>> Begin Provided entries

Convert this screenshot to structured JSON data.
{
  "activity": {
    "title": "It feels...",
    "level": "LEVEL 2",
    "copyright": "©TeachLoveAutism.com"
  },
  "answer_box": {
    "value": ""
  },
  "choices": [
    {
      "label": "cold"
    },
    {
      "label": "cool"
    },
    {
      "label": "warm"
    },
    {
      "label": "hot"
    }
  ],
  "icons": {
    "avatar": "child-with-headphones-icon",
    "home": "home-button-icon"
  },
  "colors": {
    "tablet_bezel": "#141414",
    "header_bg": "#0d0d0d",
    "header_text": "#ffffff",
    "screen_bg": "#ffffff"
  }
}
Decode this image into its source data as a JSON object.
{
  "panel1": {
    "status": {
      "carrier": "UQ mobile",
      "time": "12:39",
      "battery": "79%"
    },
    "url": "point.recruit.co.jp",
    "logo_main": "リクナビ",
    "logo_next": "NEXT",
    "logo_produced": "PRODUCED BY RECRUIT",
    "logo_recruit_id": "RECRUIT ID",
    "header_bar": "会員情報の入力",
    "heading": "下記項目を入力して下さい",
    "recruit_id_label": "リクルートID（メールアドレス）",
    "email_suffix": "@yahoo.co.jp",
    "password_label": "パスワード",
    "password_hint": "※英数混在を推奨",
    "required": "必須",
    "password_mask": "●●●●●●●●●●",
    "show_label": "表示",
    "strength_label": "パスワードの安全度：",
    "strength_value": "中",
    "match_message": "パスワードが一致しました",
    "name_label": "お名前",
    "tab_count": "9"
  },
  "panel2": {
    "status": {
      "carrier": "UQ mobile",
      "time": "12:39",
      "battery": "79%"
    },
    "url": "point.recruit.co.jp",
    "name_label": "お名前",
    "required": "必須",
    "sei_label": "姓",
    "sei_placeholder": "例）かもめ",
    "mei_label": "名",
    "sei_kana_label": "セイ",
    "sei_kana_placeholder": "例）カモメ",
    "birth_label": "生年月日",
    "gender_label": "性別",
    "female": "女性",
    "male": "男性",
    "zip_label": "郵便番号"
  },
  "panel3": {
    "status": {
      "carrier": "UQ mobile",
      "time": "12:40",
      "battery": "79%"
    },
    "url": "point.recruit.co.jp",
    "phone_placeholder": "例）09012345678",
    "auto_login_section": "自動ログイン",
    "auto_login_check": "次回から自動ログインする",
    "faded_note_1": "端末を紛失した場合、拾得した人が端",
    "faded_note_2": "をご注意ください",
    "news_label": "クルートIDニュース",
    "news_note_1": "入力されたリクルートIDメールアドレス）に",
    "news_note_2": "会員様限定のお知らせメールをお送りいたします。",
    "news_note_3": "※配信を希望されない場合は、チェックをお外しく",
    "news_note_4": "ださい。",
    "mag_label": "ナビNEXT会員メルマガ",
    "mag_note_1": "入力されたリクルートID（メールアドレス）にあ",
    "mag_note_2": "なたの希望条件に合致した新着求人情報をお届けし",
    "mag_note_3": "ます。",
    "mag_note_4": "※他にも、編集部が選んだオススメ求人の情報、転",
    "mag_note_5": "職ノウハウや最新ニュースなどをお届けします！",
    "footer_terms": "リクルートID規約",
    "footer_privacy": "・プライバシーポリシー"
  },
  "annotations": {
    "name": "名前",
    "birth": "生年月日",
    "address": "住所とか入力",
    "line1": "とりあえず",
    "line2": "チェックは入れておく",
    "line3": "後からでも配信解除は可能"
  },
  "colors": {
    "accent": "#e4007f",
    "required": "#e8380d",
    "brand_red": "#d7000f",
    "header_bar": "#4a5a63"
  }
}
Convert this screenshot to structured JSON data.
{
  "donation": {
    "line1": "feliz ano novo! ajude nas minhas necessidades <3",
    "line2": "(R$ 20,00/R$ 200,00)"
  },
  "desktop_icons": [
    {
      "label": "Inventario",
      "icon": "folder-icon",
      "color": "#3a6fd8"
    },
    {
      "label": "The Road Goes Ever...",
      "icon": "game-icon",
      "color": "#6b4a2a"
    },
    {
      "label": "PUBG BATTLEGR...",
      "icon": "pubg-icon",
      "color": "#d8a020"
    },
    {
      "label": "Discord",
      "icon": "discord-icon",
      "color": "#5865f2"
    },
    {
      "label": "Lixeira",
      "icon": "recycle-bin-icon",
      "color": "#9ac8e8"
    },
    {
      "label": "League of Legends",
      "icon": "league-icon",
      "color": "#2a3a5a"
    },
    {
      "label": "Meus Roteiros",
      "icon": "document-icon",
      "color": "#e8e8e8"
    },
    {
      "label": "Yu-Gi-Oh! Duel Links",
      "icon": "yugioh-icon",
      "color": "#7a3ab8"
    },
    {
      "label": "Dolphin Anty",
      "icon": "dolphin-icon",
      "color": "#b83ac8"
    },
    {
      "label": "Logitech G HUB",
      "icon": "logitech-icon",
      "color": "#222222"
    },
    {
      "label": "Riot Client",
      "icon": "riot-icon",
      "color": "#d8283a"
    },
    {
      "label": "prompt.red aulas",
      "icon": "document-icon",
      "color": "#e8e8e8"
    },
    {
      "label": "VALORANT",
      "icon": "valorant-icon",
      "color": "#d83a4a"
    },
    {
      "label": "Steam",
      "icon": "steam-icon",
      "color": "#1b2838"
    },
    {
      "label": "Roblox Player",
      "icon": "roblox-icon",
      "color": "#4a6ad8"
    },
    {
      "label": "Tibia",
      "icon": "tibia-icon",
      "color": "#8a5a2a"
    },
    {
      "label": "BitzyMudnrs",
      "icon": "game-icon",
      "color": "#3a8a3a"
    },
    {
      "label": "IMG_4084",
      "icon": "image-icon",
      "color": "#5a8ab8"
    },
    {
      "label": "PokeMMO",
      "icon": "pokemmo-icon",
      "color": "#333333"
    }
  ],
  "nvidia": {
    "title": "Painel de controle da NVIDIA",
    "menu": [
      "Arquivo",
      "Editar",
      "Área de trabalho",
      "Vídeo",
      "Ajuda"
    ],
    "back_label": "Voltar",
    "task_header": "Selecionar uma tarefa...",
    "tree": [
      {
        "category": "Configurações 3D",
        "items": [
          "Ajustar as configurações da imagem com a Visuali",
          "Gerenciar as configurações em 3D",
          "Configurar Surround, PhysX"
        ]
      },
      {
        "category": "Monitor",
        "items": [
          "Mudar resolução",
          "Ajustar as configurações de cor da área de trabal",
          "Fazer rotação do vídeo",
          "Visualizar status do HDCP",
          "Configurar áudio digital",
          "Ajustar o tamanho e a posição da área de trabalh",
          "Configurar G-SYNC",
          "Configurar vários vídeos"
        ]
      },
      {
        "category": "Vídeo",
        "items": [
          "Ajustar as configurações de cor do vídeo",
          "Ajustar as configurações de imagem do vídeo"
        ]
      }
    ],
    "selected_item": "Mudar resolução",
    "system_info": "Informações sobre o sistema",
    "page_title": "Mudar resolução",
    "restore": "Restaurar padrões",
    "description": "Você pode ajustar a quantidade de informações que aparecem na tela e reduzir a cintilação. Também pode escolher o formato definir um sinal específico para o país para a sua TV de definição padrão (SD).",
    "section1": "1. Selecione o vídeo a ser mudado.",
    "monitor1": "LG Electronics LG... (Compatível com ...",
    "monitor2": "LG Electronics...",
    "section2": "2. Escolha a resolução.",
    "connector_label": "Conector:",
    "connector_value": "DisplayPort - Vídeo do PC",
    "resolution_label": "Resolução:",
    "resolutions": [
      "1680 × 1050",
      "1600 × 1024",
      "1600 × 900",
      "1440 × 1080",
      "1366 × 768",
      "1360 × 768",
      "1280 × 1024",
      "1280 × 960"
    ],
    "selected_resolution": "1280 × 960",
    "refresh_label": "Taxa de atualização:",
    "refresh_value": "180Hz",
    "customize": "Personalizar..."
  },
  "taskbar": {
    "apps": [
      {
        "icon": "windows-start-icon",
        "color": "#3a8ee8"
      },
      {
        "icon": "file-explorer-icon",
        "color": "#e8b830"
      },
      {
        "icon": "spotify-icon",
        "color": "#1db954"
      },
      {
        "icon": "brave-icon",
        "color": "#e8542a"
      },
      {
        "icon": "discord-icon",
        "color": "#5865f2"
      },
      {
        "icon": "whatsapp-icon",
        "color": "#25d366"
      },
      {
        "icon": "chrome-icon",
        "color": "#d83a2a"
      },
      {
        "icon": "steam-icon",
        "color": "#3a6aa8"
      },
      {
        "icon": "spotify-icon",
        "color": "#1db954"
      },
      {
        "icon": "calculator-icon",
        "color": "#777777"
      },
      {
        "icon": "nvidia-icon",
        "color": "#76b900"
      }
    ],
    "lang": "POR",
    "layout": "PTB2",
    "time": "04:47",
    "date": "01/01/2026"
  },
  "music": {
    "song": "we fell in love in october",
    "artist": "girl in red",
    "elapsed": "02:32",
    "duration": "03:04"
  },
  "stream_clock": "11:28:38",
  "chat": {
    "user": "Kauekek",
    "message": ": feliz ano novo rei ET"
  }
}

>> End Provided entries

→ **What you need to do**:
Lines that hold the word "Mudar" are the ones to return, every one of them.

→ **Response**:
          "Mudar resolução",
    "selected_item": "Mudar resolução",
    "page_title": "Mudar resolução",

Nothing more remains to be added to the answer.